* **EXERCISE DESCRIPTION**
Sort through the entries below and pull out lines containing the word "caption".

——————————

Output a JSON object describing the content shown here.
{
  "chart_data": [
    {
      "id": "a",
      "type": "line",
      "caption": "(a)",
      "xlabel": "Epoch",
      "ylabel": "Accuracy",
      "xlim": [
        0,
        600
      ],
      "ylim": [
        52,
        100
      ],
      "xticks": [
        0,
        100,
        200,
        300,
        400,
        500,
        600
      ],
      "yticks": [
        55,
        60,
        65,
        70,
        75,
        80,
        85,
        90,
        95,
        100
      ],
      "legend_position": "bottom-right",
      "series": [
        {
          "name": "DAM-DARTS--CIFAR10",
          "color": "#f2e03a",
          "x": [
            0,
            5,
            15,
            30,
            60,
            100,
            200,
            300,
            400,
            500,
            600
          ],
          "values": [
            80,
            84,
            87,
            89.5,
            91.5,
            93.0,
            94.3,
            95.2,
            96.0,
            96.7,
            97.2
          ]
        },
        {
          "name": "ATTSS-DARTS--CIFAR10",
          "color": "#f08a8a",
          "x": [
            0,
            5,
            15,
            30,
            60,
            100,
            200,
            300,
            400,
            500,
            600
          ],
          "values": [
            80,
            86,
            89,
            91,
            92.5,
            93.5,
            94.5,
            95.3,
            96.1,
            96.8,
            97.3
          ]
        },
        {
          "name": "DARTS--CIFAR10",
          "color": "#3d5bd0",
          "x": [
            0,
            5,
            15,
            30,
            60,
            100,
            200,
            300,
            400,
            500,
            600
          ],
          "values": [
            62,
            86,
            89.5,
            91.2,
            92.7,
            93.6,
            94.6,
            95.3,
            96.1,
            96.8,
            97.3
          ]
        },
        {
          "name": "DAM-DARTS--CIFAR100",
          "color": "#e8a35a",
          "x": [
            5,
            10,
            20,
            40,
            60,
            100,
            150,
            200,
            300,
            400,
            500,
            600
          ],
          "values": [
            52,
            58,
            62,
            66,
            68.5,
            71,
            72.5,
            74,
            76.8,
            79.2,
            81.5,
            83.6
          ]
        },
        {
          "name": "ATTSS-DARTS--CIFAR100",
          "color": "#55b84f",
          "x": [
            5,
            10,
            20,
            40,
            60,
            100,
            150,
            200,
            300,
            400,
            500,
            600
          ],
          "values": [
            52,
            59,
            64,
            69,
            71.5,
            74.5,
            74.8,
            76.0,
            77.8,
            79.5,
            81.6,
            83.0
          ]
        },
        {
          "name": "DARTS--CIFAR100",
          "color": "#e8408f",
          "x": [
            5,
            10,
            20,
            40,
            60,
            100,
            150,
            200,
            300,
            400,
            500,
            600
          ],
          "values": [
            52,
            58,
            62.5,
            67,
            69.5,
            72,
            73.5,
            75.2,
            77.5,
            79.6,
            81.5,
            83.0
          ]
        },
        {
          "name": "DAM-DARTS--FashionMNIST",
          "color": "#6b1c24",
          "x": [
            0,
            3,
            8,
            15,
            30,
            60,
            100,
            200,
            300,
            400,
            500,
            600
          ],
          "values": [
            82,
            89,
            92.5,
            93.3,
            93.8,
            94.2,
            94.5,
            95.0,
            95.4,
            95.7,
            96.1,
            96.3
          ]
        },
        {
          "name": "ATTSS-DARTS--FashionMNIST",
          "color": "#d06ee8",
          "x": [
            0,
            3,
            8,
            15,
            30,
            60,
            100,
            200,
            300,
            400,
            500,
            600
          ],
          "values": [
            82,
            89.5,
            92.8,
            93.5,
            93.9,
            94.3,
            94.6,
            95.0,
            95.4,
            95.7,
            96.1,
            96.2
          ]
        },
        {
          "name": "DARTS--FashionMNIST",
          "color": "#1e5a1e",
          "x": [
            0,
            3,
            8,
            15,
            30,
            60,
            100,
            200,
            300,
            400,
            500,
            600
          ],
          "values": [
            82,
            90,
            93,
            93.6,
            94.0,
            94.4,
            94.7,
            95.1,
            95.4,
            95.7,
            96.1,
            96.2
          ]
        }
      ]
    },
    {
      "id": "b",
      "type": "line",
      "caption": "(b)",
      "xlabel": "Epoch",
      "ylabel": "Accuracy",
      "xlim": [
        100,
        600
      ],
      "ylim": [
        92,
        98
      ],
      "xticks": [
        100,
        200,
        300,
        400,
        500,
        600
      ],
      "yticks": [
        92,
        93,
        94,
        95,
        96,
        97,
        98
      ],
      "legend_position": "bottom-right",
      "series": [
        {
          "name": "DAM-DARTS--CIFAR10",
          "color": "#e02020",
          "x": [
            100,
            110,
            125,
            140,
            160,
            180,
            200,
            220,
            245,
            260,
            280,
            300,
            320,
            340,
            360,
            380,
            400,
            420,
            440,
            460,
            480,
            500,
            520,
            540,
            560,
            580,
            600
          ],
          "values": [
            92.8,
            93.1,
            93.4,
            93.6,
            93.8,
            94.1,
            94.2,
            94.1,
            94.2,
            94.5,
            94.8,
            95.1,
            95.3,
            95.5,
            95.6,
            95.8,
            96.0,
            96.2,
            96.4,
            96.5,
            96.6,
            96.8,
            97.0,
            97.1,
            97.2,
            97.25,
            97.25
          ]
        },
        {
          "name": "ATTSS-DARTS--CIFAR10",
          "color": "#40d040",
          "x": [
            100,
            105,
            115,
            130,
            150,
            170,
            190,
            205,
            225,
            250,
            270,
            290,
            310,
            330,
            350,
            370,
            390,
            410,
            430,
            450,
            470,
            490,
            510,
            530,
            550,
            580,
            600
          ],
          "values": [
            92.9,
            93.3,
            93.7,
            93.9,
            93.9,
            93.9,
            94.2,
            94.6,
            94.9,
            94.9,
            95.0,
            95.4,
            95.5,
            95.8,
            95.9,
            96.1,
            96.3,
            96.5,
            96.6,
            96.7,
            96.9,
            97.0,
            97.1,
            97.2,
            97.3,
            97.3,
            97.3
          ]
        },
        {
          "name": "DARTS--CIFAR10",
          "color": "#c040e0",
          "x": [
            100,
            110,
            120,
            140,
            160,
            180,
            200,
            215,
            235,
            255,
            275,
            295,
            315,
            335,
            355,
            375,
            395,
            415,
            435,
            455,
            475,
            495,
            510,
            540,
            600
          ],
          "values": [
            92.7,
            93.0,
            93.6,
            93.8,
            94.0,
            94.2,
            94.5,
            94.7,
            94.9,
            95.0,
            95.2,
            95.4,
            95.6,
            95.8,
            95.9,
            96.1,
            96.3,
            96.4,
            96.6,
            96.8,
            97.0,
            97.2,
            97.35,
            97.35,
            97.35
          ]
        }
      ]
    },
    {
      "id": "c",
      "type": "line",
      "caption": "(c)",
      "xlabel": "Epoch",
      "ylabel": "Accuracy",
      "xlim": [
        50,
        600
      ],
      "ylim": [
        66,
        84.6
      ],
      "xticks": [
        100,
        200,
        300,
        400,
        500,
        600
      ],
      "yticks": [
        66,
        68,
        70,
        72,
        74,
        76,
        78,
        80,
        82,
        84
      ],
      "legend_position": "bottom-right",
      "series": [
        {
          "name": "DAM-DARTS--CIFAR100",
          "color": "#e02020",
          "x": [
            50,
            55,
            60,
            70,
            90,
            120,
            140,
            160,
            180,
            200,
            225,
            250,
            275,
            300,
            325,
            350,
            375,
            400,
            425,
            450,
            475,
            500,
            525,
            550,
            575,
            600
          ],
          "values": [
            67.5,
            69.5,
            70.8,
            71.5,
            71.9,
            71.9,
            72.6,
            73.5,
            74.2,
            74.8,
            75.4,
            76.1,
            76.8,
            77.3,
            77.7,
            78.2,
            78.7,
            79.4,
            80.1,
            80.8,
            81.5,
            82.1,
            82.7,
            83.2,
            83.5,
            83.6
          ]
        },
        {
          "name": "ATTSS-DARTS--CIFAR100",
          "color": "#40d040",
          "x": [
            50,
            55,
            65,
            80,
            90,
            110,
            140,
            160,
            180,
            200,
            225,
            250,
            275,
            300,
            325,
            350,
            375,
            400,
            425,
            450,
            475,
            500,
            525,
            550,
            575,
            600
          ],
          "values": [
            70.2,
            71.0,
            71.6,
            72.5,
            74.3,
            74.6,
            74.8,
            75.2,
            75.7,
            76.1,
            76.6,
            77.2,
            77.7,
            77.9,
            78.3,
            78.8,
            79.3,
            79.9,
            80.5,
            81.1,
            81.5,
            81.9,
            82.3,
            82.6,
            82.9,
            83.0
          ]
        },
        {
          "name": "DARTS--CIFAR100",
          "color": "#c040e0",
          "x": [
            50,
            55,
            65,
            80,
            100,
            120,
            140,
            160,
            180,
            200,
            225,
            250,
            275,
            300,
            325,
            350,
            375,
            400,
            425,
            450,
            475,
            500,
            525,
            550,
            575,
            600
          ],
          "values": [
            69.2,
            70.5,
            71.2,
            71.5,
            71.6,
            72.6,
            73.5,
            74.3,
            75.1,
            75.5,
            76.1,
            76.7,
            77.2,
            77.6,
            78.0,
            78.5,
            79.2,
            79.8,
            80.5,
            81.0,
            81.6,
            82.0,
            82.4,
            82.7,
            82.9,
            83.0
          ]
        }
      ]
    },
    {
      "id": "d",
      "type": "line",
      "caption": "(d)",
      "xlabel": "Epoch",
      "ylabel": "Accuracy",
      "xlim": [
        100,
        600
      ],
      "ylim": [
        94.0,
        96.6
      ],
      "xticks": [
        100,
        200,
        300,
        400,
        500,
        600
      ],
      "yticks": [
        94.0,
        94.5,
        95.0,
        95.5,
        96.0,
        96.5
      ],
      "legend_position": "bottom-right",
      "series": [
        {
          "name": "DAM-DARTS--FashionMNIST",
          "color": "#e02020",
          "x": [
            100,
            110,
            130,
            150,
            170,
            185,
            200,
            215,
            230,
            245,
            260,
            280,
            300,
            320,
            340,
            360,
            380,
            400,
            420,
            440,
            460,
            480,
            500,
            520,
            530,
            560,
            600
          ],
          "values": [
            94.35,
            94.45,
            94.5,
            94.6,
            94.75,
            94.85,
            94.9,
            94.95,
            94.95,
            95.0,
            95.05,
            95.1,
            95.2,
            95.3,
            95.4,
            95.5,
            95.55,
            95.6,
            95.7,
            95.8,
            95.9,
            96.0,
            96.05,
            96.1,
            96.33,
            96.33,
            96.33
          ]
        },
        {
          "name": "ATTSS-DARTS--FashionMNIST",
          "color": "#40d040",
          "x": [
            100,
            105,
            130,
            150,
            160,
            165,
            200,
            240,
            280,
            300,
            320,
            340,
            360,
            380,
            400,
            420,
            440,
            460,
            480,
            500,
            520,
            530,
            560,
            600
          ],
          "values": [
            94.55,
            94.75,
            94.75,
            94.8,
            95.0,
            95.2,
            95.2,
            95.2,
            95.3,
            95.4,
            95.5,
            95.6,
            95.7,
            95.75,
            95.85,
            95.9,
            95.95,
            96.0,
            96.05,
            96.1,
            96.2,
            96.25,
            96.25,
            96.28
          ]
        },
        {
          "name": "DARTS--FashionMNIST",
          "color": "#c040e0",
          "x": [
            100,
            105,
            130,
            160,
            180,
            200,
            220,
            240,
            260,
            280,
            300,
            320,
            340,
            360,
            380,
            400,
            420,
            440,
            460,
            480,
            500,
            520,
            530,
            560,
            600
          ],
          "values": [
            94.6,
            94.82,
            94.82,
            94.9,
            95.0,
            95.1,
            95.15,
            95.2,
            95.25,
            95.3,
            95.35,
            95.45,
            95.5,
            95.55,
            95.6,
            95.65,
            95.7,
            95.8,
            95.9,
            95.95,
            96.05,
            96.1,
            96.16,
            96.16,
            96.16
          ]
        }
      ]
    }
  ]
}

——————————

* **FULL SOLUTION**
      "caption": "(a)",
      "caption": "(b)",
      "caption": "(c)",
      "caption": "(d)",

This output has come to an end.